**TASK DIRECTIONS**
Only lines holding the word "amount" should be copied from the material.

— START OF DATA FOR THE TASK —

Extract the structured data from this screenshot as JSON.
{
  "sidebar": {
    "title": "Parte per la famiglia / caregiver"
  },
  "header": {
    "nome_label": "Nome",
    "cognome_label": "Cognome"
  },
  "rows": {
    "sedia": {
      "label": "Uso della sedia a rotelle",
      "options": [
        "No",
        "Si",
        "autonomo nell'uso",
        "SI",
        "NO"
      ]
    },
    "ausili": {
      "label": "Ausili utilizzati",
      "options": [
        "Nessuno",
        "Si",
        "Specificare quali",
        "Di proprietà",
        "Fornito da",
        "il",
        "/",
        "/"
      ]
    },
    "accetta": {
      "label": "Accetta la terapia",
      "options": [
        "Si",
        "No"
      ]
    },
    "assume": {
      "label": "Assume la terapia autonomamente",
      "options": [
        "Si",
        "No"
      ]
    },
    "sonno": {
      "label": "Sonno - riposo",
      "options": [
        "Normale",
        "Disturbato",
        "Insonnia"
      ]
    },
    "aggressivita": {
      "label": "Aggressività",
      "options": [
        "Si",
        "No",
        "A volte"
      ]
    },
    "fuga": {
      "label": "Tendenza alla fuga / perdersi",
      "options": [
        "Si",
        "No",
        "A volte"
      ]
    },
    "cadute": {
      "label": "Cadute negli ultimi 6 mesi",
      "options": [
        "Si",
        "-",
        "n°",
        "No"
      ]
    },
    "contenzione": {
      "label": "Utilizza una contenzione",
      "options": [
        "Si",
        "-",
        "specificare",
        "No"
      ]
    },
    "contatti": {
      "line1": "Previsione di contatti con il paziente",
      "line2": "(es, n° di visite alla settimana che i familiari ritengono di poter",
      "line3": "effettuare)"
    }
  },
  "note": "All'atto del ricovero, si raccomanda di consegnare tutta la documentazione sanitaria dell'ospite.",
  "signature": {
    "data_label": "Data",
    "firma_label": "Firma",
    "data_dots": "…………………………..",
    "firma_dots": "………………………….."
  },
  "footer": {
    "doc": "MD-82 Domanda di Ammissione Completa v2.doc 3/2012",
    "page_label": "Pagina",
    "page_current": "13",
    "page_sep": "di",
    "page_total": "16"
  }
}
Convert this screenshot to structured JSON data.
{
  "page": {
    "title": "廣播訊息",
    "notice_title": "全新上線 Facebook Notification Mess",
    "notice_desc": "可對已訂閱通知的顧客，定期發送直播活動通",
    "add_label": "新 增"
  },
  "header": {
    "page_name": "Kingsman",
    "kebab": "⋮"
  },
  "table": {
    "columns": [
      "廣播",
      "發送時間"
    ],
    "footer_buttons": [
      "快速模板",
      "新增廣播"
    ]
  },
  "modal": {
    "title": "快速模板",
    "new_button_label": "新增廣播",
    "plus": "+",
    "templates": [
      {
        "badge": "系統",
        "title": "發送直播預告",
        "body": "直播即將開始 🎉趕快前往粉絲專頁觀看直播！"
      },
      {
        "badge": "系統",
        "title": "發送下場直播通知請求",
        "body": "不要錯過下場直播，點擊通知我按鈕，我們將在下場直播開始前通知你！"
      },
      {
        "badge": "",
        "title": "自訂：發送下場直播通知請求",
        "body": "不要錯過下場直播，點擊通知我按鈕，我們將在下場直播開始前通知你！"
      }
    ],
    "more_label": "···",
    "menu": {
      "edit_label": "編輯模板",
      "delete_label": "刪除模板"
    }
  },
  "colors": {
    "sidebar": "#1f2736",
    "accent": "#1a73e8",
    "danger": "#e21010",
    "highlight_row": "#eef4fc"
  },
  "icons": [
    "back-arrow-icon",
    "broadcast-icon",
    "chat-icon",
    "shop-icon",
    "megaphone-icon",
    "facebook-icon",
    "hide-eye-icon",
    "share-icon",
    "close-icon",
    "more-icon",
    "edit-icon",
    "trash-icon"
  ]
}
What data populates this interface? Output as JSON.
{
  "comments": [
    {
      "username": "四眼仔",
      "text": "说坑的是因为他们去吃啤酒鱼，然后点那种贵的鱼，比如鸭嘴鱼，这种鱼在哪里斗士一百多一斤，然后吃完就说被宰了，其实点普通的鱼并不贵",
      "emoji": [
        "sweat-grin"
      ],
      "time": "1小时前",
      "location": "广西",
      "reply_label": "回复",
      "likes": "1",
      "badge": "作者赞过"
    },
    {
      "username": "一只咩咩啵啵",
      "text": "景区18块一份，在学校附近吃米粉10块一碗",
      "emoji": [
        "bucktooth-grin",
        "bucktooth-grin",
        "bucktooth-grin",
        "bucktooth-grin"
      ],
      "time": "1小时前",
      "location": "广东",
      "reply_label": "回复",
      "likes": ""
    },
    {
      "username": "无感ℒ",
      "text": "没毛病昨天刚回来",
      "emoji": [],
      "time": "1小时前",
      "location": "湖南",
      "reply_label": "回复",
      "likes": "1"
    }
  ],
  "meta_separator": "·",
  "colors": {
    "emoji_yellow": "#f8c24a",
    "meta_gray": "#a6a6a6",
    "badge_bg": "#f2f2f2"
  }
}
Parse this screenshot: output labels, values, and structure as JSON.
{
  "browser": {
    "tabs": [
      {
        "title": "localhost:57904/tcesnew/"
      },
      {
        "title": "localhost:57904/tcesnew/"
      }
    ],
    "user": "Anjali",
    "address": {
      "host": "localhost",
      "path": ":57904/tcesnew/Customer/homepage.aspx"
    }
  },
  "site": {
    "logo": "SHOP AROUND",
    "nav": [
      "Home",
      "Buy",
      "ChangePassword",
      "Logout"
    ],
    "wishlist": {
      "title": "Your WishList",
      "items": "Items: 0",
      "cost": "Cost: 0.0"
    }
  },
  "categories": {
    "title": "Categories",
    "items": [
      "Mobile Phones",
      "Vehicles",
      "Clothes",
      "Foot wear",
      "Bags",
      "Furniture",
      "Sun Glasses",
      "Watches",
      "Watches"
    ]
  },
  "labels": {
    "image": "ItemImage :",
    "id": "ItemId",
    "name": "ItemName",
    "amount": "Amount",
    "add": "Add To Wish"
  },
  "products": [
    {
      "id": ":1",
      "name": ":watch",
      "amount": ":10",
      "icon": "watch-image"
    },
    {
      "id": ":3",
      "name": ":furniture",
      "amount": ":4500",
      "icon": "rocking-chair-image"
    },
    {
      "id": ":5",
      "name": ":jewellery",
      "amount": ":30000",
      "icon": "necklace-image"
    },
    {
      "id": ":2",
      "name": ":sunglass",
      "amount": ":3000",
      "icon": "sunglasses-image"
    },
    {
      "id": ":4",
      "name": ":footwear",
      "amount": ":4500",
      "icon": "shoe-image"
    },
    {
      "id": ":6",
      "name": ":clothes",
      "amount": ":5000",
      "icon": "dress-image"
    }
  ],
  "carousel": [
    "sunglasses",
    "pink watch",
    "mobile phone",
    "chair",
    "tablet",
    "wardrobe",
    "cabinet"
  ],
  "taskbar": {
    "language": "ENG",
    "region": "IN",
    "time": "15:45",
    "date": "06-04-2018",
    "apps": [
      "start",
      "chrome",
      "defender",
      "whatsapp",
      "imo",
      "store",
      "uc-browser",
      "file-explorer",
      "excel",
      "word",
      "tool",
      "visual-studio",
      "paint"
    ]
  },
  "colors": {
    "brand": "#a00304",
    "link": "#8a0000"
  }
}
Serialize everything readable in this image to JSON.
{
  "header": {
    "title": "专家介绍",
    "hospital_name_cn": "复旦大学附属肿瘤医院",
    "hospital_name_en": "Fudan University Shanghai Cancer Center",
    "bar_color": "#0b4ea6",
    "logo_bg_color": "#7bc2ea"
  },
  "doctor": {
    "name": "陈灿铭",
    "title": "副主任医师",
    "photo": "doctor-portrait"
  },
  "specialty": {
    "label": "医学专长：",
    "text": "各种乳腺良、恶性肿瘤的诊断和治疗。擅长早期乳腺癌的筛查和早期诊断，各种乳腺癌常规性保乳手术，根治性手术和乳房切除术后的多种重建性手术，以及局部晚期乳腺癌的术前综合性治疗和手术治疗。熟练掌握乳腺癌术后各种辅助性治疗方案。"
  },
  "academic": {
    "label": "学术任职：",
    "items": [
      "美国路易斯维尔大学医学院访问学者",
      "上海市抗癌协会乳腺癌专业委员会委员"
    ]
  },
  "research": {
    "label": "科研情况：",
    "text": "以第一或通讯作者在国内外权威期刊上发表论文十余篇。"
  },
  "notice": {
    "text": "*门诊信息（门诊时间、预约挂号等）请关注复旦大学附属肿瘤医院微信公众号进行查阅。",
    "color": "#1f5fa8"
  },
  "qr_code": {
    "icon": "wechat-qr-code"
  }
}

— END OF DATA FOR THE TASK —

**RESPONSE**
    "amount": "Amount",
      "amount": ":10",
      "amount": ":4500",
      "amount": ":30000",
      "amount": ":3000",
      "amount": ":4500",
      "amount": ":5000",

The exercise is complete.